:: Brief ::
For each line below that contains the string "this", copy that line.

[Data entries]
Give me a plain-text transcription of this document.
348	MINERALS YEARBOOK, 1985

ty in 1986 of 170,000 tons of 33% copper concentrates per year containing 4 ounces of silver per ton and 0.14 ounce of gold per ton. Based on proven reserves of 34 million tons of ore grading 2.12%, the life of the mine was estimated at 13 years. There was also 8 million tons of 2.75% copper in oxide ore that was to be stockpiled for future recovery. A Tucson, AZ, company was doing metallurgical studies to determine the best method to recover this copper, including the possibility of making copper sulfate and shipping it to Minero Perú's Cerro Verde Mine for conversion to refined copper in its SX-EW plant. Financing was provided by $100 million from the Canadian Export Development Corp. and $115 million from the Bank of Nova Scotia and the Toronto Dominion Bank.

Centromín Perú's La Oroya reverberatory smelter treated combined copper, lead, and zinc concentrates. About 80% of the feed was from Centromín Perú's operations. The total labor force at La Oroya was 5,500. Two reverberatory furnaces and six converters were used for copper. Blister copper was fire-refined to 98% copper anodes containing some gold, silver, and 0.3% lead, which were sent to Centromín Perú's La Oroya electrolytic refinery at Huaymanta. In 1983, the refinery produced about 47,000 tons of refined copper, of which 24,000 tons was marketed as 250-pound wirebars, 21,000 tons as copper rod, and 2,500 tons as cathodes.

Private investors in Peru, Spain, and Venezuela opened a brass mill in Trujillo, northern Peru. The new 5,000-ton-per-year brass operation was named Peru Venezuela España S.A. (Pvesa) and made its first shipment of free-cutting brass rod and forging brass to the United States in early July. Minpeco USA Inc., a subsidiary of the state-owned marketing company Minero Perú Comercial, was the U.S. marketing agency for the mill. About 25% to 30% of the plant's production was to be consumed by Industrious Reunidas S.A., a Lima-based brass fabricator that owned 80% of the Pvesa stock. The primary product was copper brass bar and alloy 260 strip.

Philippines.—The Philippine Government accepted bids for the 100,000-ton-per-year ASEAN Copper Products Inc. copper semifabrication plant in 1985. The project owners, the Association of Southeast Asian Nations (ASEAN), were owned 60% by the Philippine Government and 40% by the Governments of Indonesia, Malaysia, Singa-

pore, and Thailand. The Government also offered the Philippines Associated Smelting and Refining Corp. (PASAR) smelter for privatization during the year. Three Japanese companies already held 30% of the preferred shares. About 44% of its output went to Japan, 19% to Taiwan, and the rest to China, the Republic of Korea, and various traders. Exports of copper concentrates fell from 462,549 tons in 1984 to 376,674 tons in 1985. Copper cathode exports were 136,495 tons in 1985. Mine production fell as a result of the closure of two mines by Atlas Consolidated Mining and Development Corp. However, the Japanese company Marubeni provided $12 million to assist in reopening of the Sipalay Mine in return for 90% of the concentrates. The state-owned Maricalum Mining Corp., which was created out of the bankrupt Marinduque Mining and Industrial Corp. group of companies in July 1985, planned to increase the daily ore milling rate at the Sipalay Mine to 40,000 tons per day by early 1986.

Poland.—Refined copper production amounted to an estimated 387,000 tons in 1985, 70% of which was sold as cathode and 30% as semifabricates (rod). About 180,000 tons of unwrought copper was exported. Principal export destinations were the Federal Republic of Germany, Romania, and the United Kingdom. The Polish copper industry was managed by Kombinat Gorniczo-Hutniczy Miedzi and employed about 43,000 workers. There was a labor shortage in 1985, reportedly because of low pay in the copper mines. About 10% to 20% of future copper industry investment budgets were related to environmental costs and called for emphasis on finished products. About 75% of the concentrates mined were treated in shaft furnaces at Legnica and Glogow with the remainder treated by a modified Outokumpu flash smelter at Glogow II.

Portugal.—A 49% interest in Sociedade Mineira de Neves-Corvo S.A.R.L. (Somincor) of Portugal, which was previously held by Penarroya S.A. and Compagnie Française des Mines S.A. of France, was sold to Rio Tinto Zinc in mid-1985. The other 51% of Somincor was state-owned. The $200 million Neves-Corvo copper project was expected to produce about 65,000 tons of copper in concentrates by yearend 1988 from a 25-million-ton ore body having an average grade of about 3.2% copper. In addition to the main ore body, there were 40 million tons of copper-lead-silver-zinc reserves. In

:: Final result ::
Give me a plain-text transcription of this document.
ty in 1986 of 170,000 tons of 33% copper concentrates per year containing 4 ounces of silver per ton and 0.14 ounce of gold per ton. Based on proven reserves of 34 million tons of ore grading 2.12%, the life of the mine was estimated at 13 years. There was also 8 million tons of 2.75% copper in oxide ore that was to be stockpiled for future recovery. A Tucson, AZ, company was doing metallurgical studies to determine the best method to recover this copper, including the possibility of making copper sulfate and shipping it to Minero Perú's Cerro Verde Mine for conversion to refined copper in its SX-EW plant. Financing was provided by $100 million from the Canadian Export Development Corp. and $115 million from the Bank of Nova Scotia and the Toronto Dominion Bank.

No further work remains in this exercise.